What is needed: Give back the entire listing verbatim.

* start Data lines *

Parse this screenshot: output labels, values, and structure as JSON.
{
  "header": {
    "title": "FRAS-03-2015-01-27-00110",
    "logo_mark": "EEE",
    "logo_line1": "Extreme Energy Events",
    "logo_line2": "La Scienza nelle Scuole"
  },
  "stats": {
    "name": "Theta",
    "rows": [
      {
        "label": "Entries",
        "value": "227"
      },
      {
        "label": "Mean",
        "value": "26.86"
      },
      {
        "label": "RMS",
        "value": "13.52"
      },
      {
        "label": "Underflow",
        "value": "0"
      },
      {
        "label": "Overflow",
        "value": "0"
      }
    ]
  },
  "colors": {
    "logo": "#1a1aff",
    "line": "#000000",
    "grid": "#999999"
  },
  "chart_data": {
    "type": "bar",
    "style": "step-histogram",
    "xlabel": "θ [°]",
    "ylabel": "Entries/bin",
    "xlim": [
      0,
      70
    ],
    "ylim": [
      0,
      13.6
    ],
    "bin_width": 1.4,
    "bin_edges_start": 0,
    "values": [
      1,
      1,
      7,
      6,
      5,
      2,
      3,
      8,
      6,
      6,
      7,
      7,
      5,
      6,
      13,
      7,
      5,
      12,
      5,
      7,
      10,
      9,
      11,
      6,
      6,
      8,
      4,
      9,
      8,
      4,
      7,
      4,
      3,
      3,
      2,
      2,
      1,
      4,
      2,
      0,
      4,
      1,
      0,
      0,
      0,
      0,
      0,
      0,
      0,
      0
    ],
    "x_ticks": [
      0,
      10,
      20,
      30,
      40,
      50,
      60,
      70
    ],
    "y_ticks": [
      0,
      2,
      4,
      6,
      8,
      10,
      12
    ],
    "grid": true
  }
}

* end Data lines *

Right answer:
Parse this screenshot: output labels, values, and structure as JSON.
{
  "header": {
    "title": "FRAS-03-2015-01-27-00110",
    "logo_mark": "EEE",
    "logo_line1": "Extreme Energy Events",
    "logo_line2": "La Scienza nelle Scuole"
  },
  "stats": {
    "name": "Theta",
    "rows": [
      {
        "label": "Entries",
        "value": "227"
      },
      {
        "label": "Mean",
        "value": "26.86"
      },
      {
        "label": "RMS",
        "value": "13.52"
      },
      {
        "label": "Underflow",
        "value": "0"
      },
      {
        "label": "Overflow",
        "value": "0"
      }
    ]
  },
  "colors": {
    "logo": "#1a1aff",
    "line": "#000000",
    "grid": "#999999"
  },
  "chart_data": {
    "type": "bar",
    "style": "step-histogram",
    "xlabel": "θ [°]",
    "ylabel": "Entries/bin",
    "xlim": [
      0,
      70
    ],
    "ylim": [
      0,
      13.6
    ],
    "bin_width": 1.4,
    "bin_edges_start": 0,
    "values": [
      1,
      1,
      7,
      6,
      5,
      2,
      3,
      8,
      6,
      6,
      7,
      7,
      5,
      6,
      13,
      7,
      5,
      12,
      5,
      7,
      10,
      9,
      11,
      6,
      6,
      8,
      4,
      9,
      8,
      4,
      7,
      4,
      3,
      3,
      2,
      2,
      1,
      4,
      2,
      0,
      4,
      1,
      0,
      0,
      0,
      0,
      0,
      0,
      0,
      0
    ],
    "x_ticks": [
      0,
      10,
      20,
      30,
      40,
      50,
      60,
      70
    ],
    "y_ticks": [
      0,
      2,
      4,
      6,
      8,
      10,
      12
    ],
    "grid": true
  }
}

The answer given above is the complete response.